• _Aufgabenstellung A_: Welchen Schwerpunkt hatte laut dem Textauszug zum Kirchenarbeitsrecht die 2012 ausgeschriebene Referentenstelle?
• _Aufgabenstellung B_: Prüfe, ob die folgenden Aussagen mit dem Textauszug zum Kirchenarbeitsrecht übereinstimmen, und belege jede Entscheidung mit einem wörtlichen Zitat. (i) Die Referentenstelle wurde 2012 vom Evangelischen Werk für Diakonie und Entwicklung in Berlin ausgeschrieben. (ii) Die konfessionslose Sozialpädagogin wurde zu einem Bewerbungsgespräch eingeladen. (iii) Die Frau verlangt Schadenersatz von mehr als 20.000 Euro.
• _Aufgabenstellung C_: Führe den Textauszug zum Kirchenarbeitsrecht im Anschluss an seinen letzten Satz weiter.

Ist das gerecht? | Kirchenarbeitsrecht

Ein faktisches Berufsverbot für Andersgläubige?

Konfessionslos gleich chancenlos? Das Kirchenarbeitsrecht erlaubt den kirchlichen Arbeitgebern, bei Stellenausschreibungen auch eine Mitgliedschaft in der Kirche vorauszusetzen. Ist das gerecht? Eine konfessionslose Sozialpädagogin klagt vor dem Europäischen Gerichtshof.

Das Evangelische Werk für Diakonie und Entwicklung in Berlin hat 2012 eine Referentenstelle ausgeschrieben mit dem Schwerpunkt Rassismus in Deutschland. In der Stellenbeschreibung stand: „Wir setzen eine Mitgliedschaft in der evangelischen Kirche voraus.“ Die Bewerber haben deswegen ihre Religionszugehörigkeit in ihren Unterlagen angeben müssen.

Ohne Kirchenmitgliedschaft kein Job

Auf diese Stelle hat sich dann eine konfessionslose Sozialpädagogin beworben, allerdings wurde sie nicht zu einem Bewerbungsgespräch eingeladen. Die Frau hat nun vor dem Bundesarbeitsgericht auf Schadenersatz von knapp 10.000 Euro geklagt.

• _Bereitgestellte Daten_:
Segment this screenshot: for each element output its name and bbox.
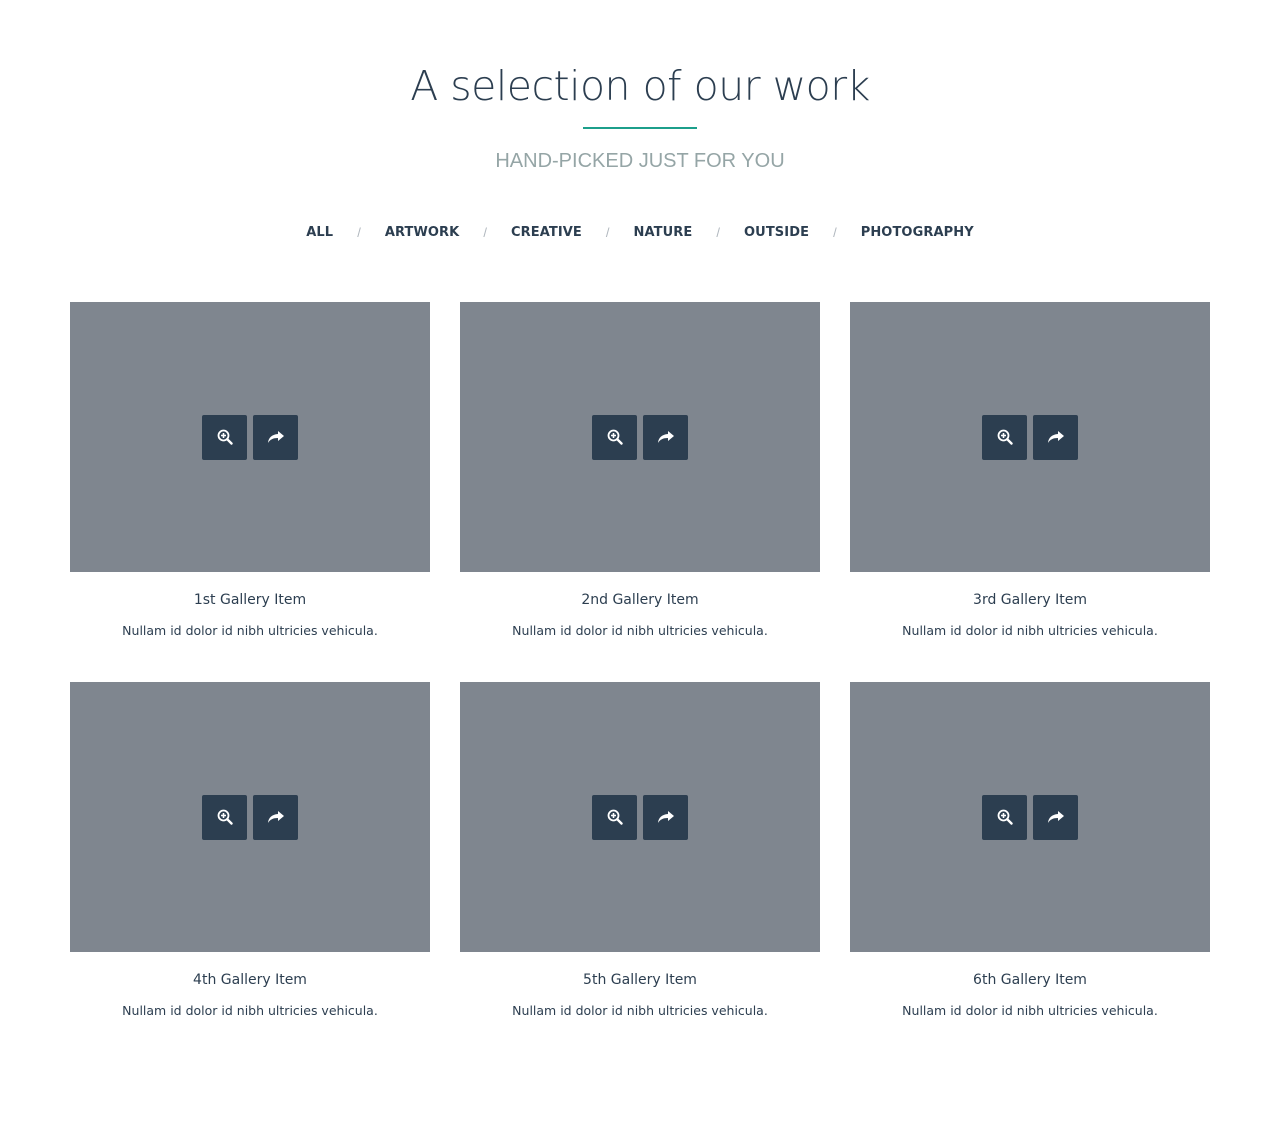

• _Erwartete Lösung A_: Den Schwerpunkt Rassismus in Deutschland.

• _Erwartete Lösung B_:
(i) Ja: „Das Evangelische Werk für Diakonie und Entwicklung in Berlin hat 2012 eine Referentenstelle ausgeschrieben“
(ii) Nein: „allerdings wurde sie nicht zu einem Bewerbungsgespräch eingeladen“
(iii) Nein: „auf Schadenersatz von knapp 10.000 Euro geklagt“

• _Erwartete Lösung C_:
Ihre Begründung: Das Evangelische Werk habe Sie als Konfessionslose nicht im Auswahlprozess berücksichtigt und damit aus religiösen Gründen diskriminiert. Dabei erlaubt das Kirchenarbeitsrecht in Deutschland durchaus solche Einschränkungen – zumindest, wenn sie begründet sind:

Im Allgemeinen Gleichstellungsgesetz ist diese Ausnahme ausdrücklich geregelt. Eine unterschiedliche Behandlung wegen Religion und Weltanschauung in der Hand der Kirchen liegt, wenn die meinen, dass die Religionszugehörigkeit eine gerechtfertigte berufliche Anforderung darstellt. – Achim Doerfer, Rechtsanwalt

Europäischer Gerichtshof prüft Kirchenarbeitsrecht

Die Kirchen legen diese Formulierung im Gesetzestext sehr weit aus und schreiben sehr viele ihrer Stellen nur für Christen aus. Nachdem das Arbeitsgericht Berlin der Klägerin noch recht gegeben hatte, entschied das Landesarbeitsgericht Berlin-Brandenburg für den kirchlichen Arbeitgeber.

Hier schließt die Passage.